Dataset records
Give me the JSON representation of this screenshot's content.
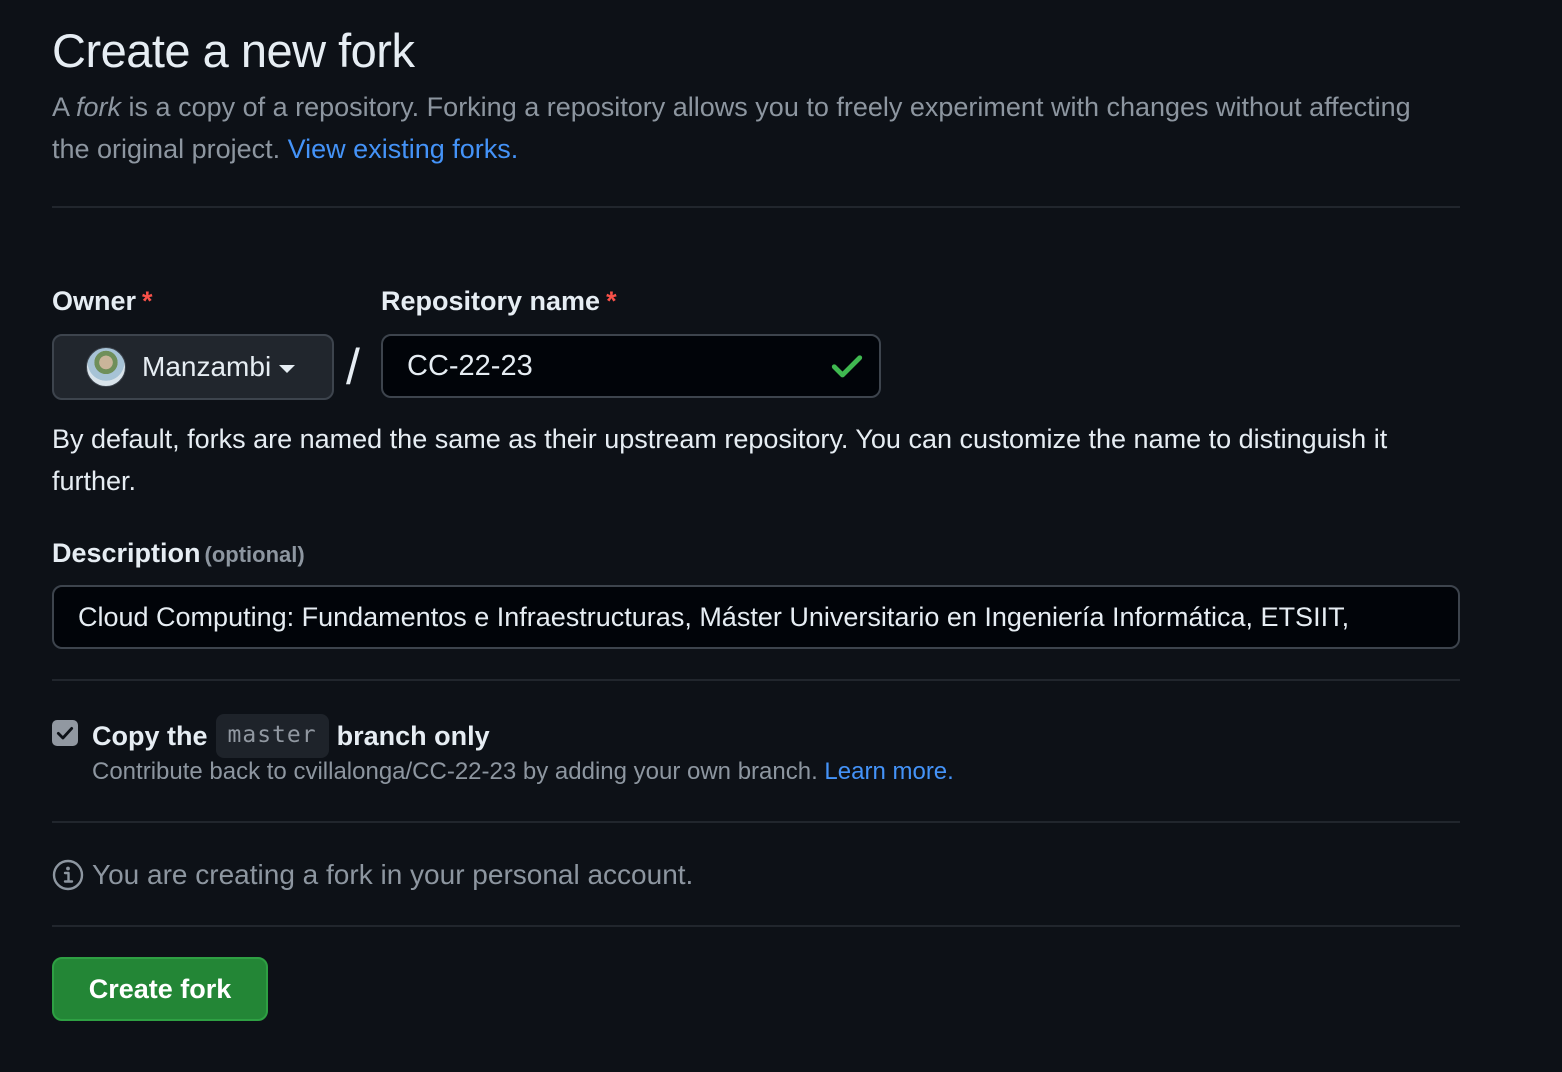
{
  "header": {
    "title": "Create a new fork",
    "intro_prefix": "A ",
    "intro_em": "fork",
    "intro_rest": " is a copy of a repository. Forking a repository allows you to freely experiment with changes without affecting the original project. ",
    "intro_link": "View existing forks."
  },
  "owner": {
    "label": "Owner",
    "required_mark": "*",
    "selected": "Manzambi"
  },
  "separator": "/",
  "repository": {
    "label": "Repository name",
    "required_mark": "*",
    "value": "CC-22-23",
    "status": "valid",
    "help": "By default, forks are named the same as their upstream repository. You can customize the name to distinguish it further."
  },
  "description": {
    "label": "Description",
    "optional_label": "(optional)",
    "value": "Cloud Computing: Fundamentos e Infraestructuras, Máster Universitario en Ingeniería Informática, ETSIIT,"
  },
  "copy_branch": {
    "checked": true,
    "label_prefix": "Copy the",
    "branch": "master",
    "label_suffix": "branch only",
    "sub_text": "Contribute back to cvillalonga/CC-22-23 by adding your own branch.",
    "sub_link": "Learn more."
  },
  "info": {
    "icon": "info-icon",
    "text": "You are creating a fork in your personal account."
  },
  "actions": {
    "create_label": "Create fork"
  },
  "colors": {
    "background": "#0d1117",
    "link": "#4493f8",
    "required": "#f85149",
    "success": "#3fb950",
    "primary_button": "#238636"
  }
}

» Written exercise
Repeat verbatim all the material, but not the pictures.

» Response for this exercise
Give me the JSON representation of this screenshot's content.
{
  "header": {
    "title": "Create a new fork",
    "intro_prefix": "A ",
    "intro_em": "fork",
    "intro_rest": " is a copy of a repository. Forking a repository allows you to freely experiment with changes without affecting the original project. ",
    "intro_link": "View existing forks."
  },
  "owner": {
    "label": "Owner",
    "required_mark": "*",
    "selected": "Manzambi"
  },
  "separator": "/",
  "repository": {
    "label": "Repository name",
    "required_mark": "*",
    "value": "CC-22-23",
    "status": "valid",
    "help": "By default, forks are named the same as their upstream repository. You can customize the name to distinguish it further."
  },
  "description": {
    "label": "Description",
    "optional_label": "(optional)",
    "value": "Cloud Computing: Fundamentos e Infraestructuras, Máster Universitario en Ingeniería Informática, ETSIIT,"
  },
  "copy_branch": {
    "checked": true,
    "label_prefix": "Copy the",
    "branch": "master",
    "label_suffix": "branch only",
    "sub_text": "Contribute back to cvillalonga/CC-22-23 by adding your own branch.",
    "sub_link": "Learn more."
  },
  "info": {
    "icon": "info-icon",
    "text": "You are creating a fork in your personal account."
  },
  "actions": {
    "create_label": "Create fork"
  },
  "colors": {
    "background": "#0d1117",
    "link": "#4493f8",
    "required": "#f85149",
    "success": "#3fb950",
    "primary_button": "#238636"
  }
}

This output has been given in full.